(DATA SHOWN):
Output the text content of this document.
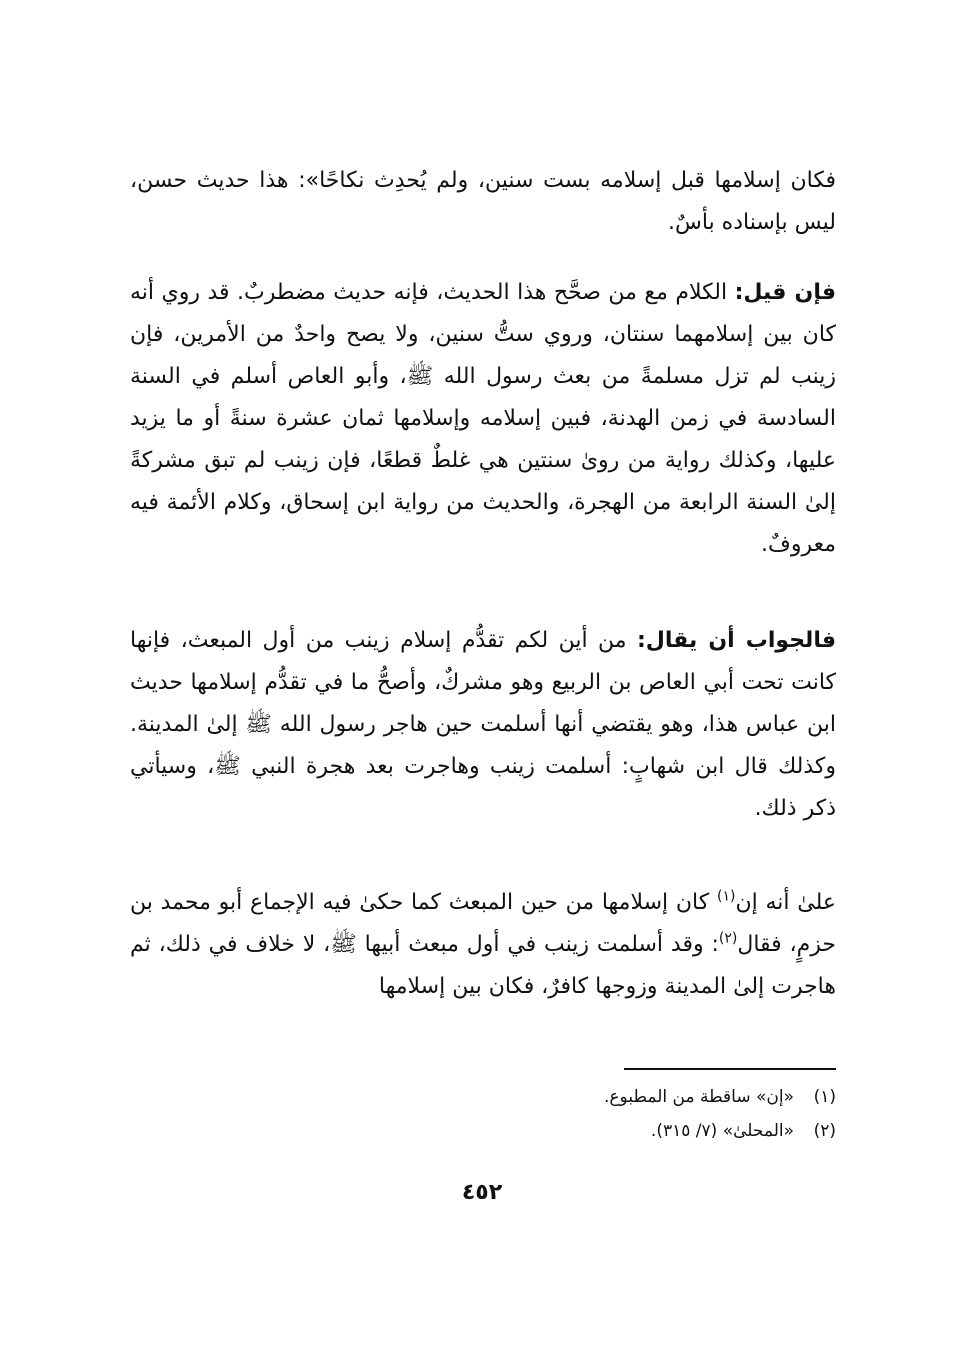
فكان إسلامها قبل إسلامه بست سنين، ولم يُحدِث نكاحًا»: هذا حديث حسن، ليس بإسناده بأسٌ.

فإن قيل: الكلام مع من صحَّح هذا الحديث، فإنه حديث مضطربٌ. قد روي أنه كان بين إسلامهما سنتان، وروي ستُّ سنين، ولا يصح واحدٌ من الأمرين، فإن زينب لم تزل مسلمةً من بعث رسول الله ﷺ، وأبو العاص أسلم في السنة السادسة في زمن الهدنة، فبين إسلامه وإسلامها ثمان عشرة سنةً أو ما يزيد عليها، وكذلك رواية من روىٰ سنتين هي غلطٌ قطعًا، فإن زينب لم تبق مشركةً إلىٰ السنة الرابعة من الهجرة، والحديث من رواية ابن إسحاق، وكلام الأئمة فيه معروفٌ.

فالجواب أن يقال: من أين لكم تقدُّم إسلام زينب من أول المبعث، فإنها كانت تحت أبي العاص بن الربيع وهو مشركٌ، وأصحُّ ما في تقدُّم إسلامها حديث ابن عباس هذا، وهو يقتضي أنها أسلمت حين هاجر رسول الله ﷺ إلىٰ المدينة. وكذلك قال ابن شهابٍ: أسلمت زينب وهاجرت بعد هجرة النبي ﷺ، وسيأتي ذكر ذلك.

علىٰ أنه إن$^{(١)}$ كان إسلامها من حين المبعث كما حكىٰ فيه الإجماع أبو محمد بن حزمٍ، فقال$^{(٢)}$: وقد أسلمت زينب في أول مبعث أبيها ﷺ، لا خلاف في ذلك، ثم هاجرت إلىٰ المدينة وزوجها كافرٌ، فكان بين إسلامها

(١)
«إن» ساقطة من المطبوع.
(٢)
«المحلىٰ» (٧/ ٣١٥).
٤٥٢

(TASK BRIEF): Search the data for "المدينة". Copy every line that has it.

(EXERCISE ANSWER):
فالجواب أن يقال: من أين لكم تقدُّم إسلام زينب من أول المبعث، فإنها كانت تحت أبي العاص بن الربيع وهو مشركٌ، وأصحُّ ما في تقدُّم إسلامها حديث ابن عباس هذا، وهو يقتضي أنها أسلمت حين هاجر رسول الله ﷺ إلىٰ المدينة. وكذلك قال ابن شهابٍ: أسلمت زينب وهاجرت بعد هجرة النبي ﷺ، وسيأتي ذكر ذلك.
علىٰ أنه إن$^{(١)}$ كان إسلامها من حين المبعث كما حكىٰ فيه الإجماع أبو محمد بن حزمٍ، فقال$^{(٢)}$: وقد أسلمت زينب في أول مبعث أبيها ﷺ، لا خلاف في ذلك، ثم هاجرت إلىٰ المدينة وزوجها كافرٌ، فكان بين إسلامها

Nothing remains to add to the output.